## [WHAT THE TASK ASKS]
Copy all of the items below word for word, but leave out the pictures.

## [DATA SUPPLIED]
————————

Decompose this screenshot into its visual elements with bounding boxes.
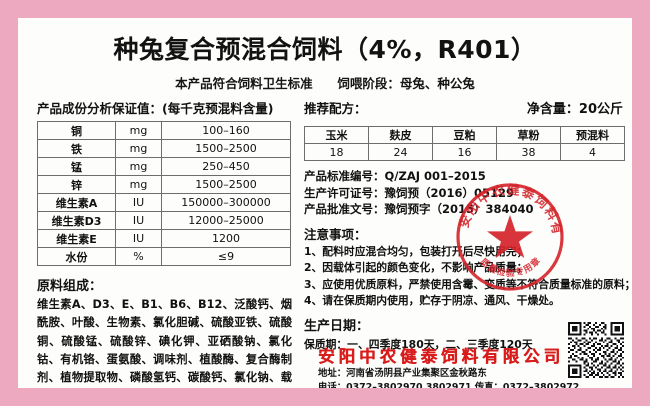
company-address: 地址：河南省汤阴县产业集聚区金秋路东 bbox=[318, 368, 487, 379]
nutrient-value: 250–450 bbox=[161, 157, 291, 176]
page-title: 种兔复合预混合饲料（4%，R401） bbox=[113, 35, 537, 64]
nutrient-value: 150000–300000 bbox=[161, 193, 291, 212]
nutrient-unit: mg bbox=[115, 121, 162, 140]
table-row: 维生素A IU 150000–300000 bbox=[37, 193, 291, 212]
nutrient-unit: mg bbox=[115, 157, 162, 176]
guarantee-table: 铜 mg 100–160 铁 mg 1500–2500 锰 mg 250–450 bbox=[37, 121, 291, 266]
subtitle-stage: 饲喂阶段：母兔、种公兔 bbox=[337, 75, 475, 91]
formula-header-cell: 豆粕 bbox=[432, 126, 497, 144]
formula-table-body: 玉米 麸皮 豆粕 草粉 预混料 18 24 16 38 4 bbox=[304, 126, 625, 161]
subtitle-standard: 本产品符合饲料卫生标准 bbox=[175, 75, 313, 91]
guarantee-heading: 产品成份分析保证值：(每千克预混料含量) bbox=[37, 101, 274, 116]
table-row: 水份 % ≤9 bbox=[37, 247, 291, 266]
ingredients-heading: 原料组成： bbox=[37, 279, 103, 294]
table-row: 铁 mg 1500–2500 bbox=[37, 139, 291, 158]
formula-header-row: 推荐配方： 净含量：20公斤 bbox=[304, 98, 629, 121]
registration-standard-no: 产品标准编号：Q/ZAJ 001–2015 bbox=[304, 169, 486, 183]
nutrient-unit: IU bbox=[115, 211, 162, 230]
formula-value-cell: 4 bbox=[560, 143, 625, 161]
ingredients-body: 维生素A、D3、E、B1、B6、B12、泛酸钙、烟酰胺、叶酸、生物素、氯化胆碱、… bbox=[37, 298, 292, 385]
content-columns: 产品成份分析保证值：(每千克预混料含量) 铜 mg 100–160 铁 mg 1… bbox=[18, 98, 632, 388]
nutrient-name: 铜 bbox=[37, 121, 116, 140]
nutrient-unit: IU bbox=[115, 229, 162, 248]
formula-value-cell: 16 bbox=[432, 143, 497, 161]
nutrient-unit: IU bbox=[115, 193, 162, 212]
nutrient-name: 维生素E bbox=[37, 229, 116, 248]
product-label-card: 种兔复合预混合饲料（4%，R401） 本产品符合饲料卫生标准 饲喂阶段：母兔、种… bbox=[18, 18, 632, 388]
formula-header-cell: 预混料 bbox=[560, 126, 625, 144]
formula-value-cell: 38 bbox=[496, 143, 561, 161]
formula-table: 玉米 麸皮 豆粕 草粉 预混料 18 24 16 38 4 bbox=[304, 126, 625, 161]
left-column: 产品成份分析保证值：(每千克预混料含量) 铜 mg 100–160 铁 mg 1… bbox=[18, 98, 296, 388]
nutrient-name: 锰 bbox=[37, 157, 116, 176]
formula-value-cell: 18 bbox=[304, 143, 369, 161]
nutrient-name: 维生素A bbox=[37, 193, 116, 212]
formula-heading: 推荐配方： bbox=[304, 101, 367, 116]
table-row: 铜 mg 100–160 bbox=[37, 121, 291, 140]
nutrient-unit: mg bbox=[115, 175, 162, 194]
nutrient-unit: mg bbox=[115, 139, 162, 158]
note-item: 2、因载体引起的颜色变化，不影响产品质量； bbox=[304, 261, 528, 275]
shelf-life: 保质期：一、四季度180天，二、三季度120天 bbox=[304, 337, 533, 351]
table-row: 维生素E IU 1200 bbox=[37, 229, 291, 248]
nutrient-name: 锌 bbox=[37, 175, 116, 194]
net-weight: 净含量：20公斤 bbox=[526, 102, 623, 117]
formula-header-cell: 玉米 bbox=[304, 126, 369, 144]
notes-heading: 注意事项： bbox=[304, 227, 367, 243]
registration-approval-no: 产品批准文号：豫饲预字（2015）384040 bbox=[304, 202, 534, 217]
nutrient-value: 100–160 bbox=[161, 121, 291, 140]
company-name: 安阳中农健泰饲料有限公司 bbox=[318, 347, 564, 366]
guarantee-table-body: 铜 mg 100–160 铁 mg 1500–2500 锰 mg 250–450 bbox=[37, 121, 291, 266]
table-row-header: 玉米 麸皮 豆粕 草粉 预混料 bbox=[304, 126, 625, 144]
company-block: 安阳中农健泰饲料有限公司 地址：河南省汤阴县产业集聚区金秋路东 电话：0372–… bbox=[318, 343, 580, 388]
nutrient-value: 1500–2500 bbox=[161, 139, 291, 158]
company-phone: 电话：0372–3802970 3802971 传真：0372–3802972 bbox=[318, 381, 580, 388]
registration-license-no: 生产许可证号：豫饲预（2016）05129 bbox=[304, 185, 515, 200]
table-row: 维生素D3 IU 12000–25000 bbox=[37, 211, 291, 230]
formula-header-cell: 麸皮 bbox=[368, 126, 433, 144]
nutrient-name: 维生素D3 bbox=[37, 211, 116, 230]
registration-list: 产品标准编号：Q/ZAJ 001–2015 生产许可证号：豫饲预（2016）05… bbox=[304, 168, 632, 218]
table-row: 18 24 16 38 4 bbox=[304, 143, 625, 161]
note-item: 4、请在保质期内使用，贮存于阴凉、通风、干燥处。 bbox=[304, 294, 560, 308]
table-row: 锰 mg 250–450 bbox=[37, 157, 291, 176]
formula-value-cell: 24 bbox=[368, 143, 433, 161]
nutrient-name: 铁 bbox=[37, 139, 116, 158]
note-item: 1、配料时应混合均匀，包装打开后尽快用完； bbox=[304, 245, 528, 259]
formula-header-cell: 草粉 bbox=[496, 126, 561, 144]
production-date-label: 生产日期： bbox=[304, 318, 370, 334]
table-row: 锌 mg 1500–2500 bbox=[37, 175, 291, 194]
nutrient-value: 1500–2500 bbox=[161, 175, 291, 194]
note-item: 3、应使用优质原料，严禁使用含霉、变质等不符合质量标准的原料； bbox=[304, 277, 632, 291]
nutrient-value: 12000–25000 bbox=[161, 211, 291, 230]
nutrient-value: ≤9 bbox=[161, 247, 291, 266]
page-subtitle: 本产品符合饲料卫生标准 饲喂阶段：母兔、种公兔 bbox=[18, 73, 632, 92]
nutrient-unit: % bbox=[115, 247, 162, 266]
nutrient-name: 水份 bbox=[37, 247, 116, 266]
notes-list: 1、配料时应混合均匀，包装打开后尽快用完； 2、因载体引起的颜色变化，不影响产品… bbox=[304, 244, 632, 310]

————————

## [RESULT]
Decompose this screenshot into its visual elements with bounding boxes.
company-address: 地址：河南省汤阴县产业集聚区金秋路东 bbox=[318, 368, 487, 379]
nutrient-value: 250–450 bbox=[161, 157, 291, 176]
page-title: 种兔复合预混合饲料（4%，R401） bbox=[113, 35, 537, 64]
nutrient-value: 150000–300000 bbox=[161, 193, 291, 212]
nutrient-unit: mg bbox=[115, 121, 162, 140]
table-row: 维生素A IU 150000–300000 bbox=[37, 193, 291, 212]
nutrient-unit: mg bbox=[115, 157, 162, 176]
guarantee-table: 铜 mg 100–160 铁 mg 1500–2500 锰 mg 250–450 bbox=[37, 121, 291, 266]
subtitle-stage: 饲喂阶段：母兔、种公兔 bbox=[337, 75, 475, 91]
formula-header-cell: 豆粕 bbox=[432, 126, 497, 144]
formula-table-body: 玉米 麸皮 豆粕 草粉 预混料 18 24 16 38 4 bbox=[304, 126, 625, 161]
subtitle-standard: 本产品符合饲料卫生标准 bbox=[175, 75, 313, 91]
guarantee-heading: 产品成份分析保证值：(每千克预混料含量) bbox=[37, 101, 274, 116]
table-row: 水份 % ≤9 bbox=[37, 247, 291, 266]
ingredients-heading: 原料组成： bbox=[37, 279, 103, 294]
table-row: 铁 mg 1500–2500 bbox=[37, 139, 291, 158]
formula-header-row: 推荐配方： 净含量：20公斤 bbox=[304, 98, 629, 121]
registration-standard-no: 产品标准编号：Q/ZAJ 001–2015 bbox=[304, 169, 486, 183]
nutrient-unit: IU bbox=[115, 211, 162, 230]
formula-value-cell: 4 bbox=[560, 143, 625, 161]
ingredients-body: 维生素A、D3、E、B1、B6、B12、泛酸钙、烟酰胺、叶酸、生物素、氯化胆碱、… bbox=[37, 298, 292, 385]
content-columns: 产品成份分析保证值：(每千克预混料含量) 铜 mg 100–160 铁 mg 1… bbox=[18, 98, 632, 388]
nutrient-name: 铜 bbox=[37, 121, 116, 140]
nutrient-unit: IU bbox=[115, 229, 162, 248]
formula-value-cell: 16 bbox=[432, 143, 497, 161]
nutrient-unit: IU bbox=[115, 193, 162, 212]
nutrient-name: 维生素E bbox=[37, 229, 116, 248]
product-label-card: 种兔复合预混合饲料（4%，R401） 本产品符合饲料卫生标准 饲喂阶段：母兔、种… bbox=[18, 18, 632, 388]
formula-header-cell: 预混料 bbox=[560, 126, 625, 144]
formula-value-cell: 38 bbox=[496, 143, 561, 161]
formula-table: 玉米 麸皮 豆粕 草粉 预混料 18 24 16 38 4 bbox=[304, 126, 625, 161]
left-column: 产品成份分析保证值：(每千克预混料含量) 铜 mg 100–160 铁 mg 1… bbox=[18, 98, 296, 388]
nutrient-name: 锰 bbox=[37, 157, 116, 176]
formula-value-cell: 18 bbox=[304, 143, 369, 161]
nutrient-name: 维生素A bbox=[37, 193, 116, 212]
formula-heading: 推荐配方： bbox=[304, 101, 367, 116]
table-row: 铜 mg 100–160 bbox=[37, 121, 291, 140]
nutrient-unit: mg bbox=[115, 175, 162, 194]
nutrient-unit: mg bbox=[115, 139, 162, 158]
note-item: 2、因载体引起的颜色变化，不影响产品质量； bbox=[304, 261, 528, 275]
shelf-life: 保质期：一、四季度180天，二、三季度120天 bbox=[304, 337, 533, 351]
table-row: 维生素E IU 1200 bbox=[37, 229, 291, 248]
nutrient-name: 锌 bbox=[37, 175, 116, 194]
net-weight: 净含量：20公斤 bbox=[526, 102, 623, 117]
formula-header-cell: 玉米 bbox=[304, 126, 369, 144]
notes-heading: 注意事项： bbox=[304, 227, 367, 243]
registration-approval-no: 产品批准文号：豫饲预字（2015）384040 bbox=[304, 202, 534, 217]
nutrient-value: 100–160 bbox=[161, 121, 291, 140]
company-name: 安阳中农健泰饲料有限公司 bbox=[318, 347, 564, 366]
guarantee-table-body: 铜 mg 100–160 铁 mg 1500–2500 锰 mg 250–450 bbox=[37, 121, 291, 266]
table-row-header: 玉米 麸皮 豆粕 草粉 预混料 bbox=[304, 126, 625, 144]
company-block: 安阳中农健泰饲料有限公司 地址：河南省汤阴县产业集聚区金秋路东 电话：0372–… bbox=[318, 343, 580, 388]
nutrient-value: 1500–2500 bbox=[161, 139, 291, 158]
company-phone: 电话：0372–3802970 3802971 传真：0372–3802972 bbox=[318, 381, 580, 388]
registration-license-no: 生产许可证号：豫饲预（2016）05129 bbox=[304, 185, 515, 200]
table-row: 维生素D3 IU 12000–25000 bbox=[37, 211, 291, 230]
formula-header-cell: 麸皮 bbox=[368, 126, 433, 144]
nutrient-name: 维生素D3 bbox=[37, 211, 116, 230]
registration-list: 产品标准编号：Q/ZAJ 001–2015 生产许可证号：豫饲预（2016）05… bbox=[304, 168, 632, 218]
table-row: 18 24 16 38 4 bbox=[304, 143, 625, 161]
note-item: 4、请在保质期内使用，贮存于阴凉、通风、干燥处。 bbox=[304, 294, 560, 308]
table-row: 锰 mg 250–450 bbox=[37, 157, 291, 176]
formula-value-cell: 24 bbox=[368, 143, 433, 161]
nutrient-name: 铁 bbox=[37, 139, 116, 158]
note-item: 1、配料时应混合均匀，包装打开后尽快用完； bbox=[304, 245, 528, 259]
formula-header-cell: 草粉 bbox=[496, 126, 561, 144]
production-date-label: 生产日期： bbox=[304, 318, 370, 334]
table-row: 锌 mg 1500–2500 bbox=[37, 175, 291, 194]
nutrient-value: 1500–2500 bbox=[161, 175, 291, 194]
note-item: 3、应使用优质原料，严禁使用含霉、变质等不符合质量标准的原料； bbox=[304, 277, 632, 291]
nutrient-value: 12000–25000 bbox=[161, 211, 291, 230]
nutrient-value: ≤9 bbox=[161, 247, 291, 266]
page-subtitle: 本产品符合饲料卫生标准 饲喂阶段：母兔、种公兔 bbox=[18, 73, 632, 92]
nutrient-unit: % bbox=[115, 247, 162, 266]
nutrient-name: 水份 bbox=[37, 247, 116, 266]
notes-list: 1、配料时应混合均匀，包装打开后尽快用完； 2、因载体引起的颜色变化，不影响产品… bbox=[304, 244, 632, 310]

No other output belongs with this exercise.